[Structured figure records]

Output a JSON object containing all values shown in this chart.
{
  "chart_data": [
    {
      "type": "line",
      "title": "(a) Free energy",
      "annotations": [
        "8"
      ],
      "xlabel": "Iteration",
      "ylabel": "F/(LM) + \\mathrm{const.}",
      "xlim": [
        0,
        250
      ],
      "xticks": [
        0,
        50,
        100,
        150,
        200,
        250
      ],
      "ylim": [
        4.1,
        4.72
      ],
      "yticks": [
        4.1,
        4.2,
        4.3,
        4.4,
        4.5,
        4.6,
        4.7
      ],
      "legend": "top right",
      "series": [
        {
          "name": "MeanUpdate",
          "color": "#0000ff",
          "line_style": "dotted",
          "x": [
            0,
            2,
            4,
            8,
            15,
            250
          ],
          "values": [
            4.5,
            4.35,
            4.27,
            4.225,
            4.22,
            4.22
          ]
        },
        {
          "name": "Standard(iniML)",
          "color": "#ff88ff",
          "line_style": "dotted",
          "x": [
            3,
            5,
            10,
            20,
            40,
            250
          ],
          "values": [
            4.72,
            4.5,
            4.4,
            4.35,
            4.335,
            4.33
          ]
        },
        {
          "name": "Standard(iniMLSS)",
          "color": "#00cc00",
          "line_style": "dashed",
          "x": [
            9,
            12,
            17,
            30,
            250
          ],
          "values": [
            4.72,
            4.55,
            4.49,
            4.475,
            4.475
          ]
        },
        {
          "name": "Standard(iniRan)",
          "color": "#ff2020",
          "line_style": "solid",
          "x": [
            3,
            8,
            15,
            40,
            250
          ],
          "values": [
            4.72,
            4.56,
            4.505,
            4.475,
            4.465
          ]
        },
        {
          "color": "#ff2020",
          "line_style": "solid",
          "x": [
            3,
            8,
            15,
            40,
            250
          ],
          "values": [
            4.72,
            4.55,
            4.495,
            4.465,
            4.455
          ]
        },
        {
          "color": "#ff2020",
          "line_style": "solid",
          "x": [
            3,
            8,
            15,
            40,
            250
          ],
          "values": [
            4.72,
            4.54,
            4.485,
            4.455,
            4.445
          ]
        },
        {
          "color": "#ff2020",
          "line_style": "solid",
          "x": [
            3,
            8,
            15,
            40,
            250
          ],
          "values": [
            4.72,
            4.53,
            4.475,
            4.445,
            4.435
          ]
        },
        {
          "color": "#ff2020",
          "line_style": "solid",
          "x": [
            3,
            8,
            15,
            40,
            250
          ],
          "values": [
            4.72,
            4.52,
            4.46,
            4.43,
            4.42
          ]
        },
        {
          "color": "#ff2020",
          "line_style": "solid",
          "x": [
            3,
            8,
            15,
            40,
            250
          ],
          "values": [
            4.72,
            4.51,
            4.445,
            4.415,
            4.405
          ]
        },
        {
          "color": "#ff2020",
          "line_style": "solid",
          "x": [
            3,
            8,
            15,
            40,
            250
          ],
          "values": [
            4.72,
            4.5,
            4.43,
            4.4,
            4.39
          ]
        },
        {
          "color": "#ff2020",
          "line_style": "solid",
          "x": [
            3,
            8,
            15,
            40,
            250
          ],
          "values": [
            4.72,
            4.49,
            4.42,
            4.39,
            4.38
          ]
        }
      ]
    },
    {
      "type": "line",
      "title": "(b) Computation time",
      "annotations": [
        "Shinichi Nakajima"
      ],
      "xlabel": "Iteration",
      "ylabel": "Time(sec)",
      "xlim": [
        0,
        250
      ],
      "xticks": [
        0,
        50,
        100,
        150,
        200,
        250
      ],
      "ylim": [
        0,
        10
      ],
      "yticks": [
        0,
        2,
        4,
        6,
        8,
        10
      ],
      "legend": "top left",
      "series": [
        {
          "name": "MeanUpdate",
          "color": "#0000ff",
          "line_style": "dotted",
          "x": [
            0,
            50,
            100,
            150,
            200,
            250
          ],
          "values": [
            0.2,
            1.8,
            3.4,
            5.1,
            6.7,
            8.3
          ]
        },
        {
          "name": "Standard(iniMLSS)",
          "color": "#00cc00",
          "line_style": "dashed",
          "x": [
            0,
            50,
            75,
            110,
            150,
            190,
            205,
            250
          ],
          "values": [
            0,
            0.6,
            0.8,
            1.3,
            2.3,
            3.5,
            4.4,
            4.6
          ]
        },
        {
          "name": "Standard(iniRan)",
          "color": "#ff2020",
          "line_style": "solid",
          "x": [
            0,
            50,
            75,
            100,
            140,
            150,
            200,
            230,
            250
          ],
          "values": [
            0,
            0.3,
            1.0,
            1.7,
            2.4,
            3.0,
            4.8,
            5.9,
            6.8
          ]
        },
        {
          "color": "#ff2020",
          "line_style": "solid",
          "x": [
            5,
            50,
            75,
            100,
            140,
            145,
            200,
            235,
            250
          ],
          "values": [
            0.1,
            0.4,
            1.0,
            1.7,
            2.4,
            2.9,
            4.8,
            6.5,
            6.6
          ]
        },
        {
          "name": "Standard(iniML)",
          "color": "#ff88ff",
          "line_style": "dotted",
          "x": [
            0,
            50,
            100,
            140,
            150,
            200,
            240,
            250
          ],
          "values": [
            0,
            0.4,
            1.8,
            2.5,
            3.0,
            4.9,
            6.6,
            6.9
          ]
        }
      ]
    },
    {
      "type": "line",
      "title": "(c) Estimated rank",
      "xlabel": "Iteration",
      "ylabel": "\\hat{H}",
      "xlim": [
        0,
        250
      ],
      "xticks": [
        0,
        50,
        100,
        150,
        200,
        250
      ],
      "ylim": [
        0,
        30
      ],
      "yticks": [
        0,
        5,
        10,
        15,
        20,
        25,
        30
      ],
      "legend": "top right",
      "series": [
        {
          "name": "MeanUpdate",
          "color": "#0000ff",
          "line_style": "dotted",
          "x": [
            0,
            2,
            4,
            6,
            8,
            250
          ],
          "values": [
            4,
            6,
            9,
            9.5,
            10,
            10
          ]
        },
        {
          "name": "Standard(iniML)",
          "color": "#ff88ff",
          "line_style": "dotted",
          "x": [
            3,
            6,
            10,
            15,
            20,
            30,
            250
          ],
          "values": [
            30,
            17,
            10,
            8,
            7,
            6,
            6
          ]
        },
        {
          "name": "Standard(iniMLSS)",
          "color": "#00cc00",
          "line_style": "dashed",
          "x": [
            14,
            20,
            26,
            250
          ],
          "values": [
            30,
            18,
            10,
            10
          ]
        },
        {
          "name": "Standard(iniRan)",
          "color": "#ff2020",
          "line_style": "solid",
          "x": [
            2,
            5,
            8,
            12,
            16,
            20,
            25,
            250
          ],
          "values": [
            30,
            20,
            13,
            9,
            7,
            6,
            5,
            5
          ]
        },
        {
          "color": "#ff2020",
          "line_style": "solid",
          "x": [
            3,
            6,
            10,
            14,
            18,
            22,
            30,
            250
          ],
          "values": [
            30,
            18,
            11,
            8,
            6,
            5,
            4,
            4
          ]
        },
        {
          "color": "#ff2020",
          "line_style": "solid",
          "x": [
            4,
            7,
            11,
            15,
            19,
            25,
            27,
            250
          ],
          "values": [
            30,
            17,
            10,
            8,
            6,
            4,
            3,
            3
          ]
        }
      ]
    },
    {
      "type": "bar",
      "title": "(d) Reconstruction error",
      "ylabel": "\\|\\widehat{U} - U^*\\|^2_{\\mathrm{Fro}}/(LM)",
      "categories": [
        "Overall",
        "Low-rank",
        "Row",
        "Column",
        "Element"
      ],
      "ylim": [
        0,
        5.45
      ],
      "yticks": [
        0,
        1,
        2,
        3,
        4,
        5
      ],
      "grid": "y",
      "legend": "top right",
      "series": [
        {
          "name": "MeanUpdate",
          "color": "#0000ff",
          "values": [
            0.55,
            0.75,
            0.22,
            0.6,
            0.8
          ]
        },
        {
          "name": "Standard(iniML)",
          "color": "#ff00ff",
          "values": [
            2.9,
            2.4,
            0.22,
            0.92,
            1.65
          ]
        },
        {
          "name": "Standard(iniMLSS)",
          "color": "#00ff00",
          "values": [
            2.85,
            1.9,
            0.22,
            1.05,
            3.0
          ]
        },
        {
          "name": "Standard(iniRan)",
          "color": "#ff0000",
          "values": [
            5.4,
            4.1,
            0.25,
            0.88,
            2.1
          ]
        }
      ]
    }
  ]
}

DESCRIPTION OF THE TASK = Pull every line containing "ylabel" out of the records.

COMPLETE OUTPUT =
      "ylabel": "F/(LM) + \\mathrm{const.}",
      "ylabel": "Time(sec)",
      "ylabel": "\\hat{H}",
      "ylabel": "\\|\\widehat{U} - U^*\\|^2_{\\mathrm{Fro}}/(LM)",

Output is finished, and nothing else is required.